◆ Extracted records
################
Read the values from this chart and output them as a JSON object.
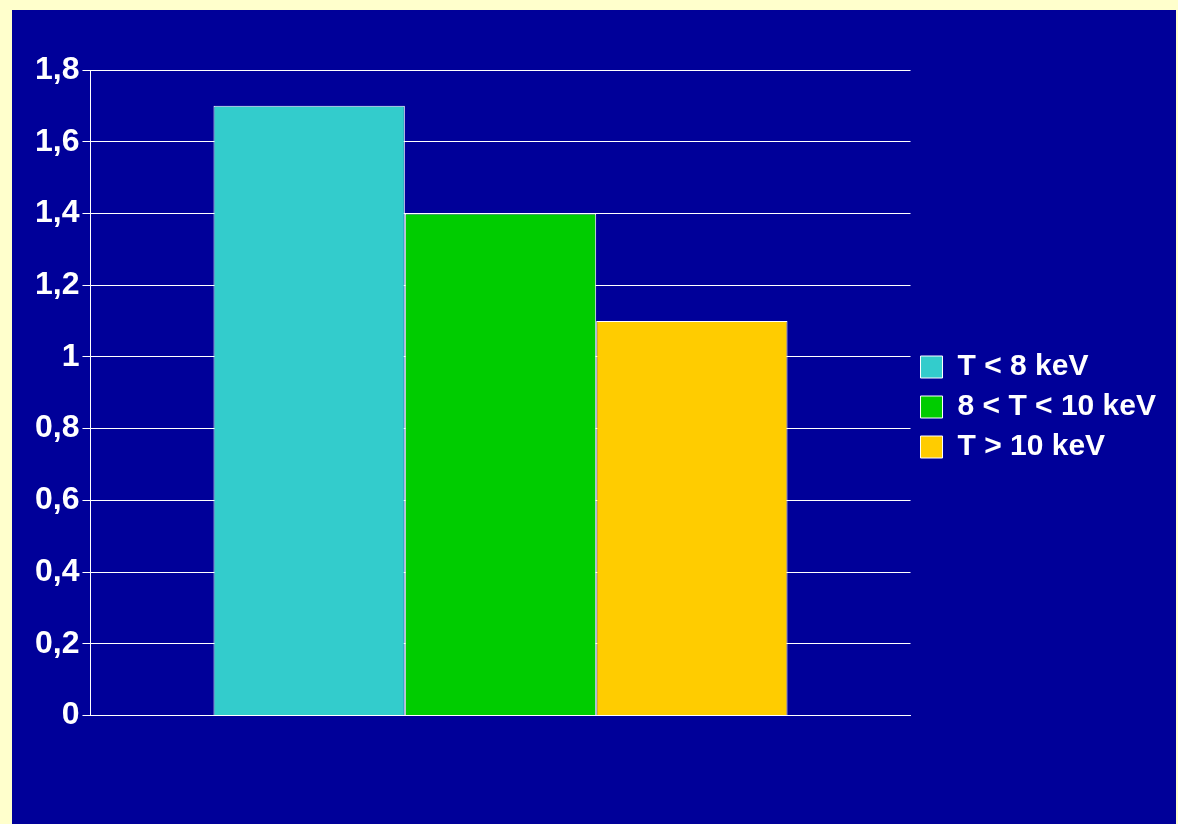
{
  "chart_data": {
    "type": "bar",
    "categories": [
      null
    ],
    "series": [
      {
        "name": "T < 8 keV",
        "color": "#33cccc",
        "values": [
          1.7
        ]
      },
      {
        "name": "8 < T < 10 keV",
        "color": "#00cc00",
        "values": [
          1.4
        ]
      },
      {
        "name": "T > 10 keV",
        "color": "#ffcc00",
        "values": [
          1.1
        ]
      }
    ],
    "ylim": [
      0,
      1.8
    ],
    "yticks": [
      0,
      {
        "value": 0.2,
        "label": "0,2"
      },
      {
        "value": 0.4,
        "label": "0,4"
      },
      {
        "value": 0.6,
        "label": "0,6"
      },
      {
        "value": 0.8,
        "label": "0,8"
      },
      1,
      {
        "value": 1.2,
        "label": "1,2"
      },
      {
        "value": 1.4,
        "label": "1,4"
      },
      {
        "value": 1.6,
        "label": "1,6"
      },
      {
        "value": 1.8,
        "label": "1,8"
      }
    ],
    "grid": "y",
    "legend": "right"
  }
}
################
◆ Goal
Every entry above is to be set down exactly; the pictures are to be left out.

◆ Result of this task
Read the values from this chart and output them as a JSON object.
{
  "chart_data": {
    "type": "bar",
    "categories": [
      null
    ],
    "series": [
      {
        "name": "T < 8 keV",
        "color": "#33cccc",
        "values": [
          1.7
        ]
      },
      {
        "name": "8 < T < 10 keV",
        "color": "#00cc00",
        "values": [
          1.4
        ]
      },
      {
        "name": "T > 10 keV",
        "color": "#ffcc00",
        "values": [
          1.1
        ]
      }
    ],
    "ylim": [
      0,
      1.8
    ],
    "yticks": [
      0,
      {
        "value": 0.2,
        "label": "0,2"
      },
      {
        "value": 0.4,
        "label": "0,4"
      },
      {
        "value": 0.6,
        "label": "0,6"
      },
      {
        "value": 0.8,
        "label": "0,8"
      },
      1,
      {
        "value": 1.2,
        "label": "1,2"
      },
      {
        "value": 1.4,
        "label": "1,4"
      },
      {
        "value": 1.6,
        "label": "1,6"
      },
      {
        "value": 1.8,
        "label": "1,8"
      }
    ],
    "grid": "y",
    "legend": "right"
  }
}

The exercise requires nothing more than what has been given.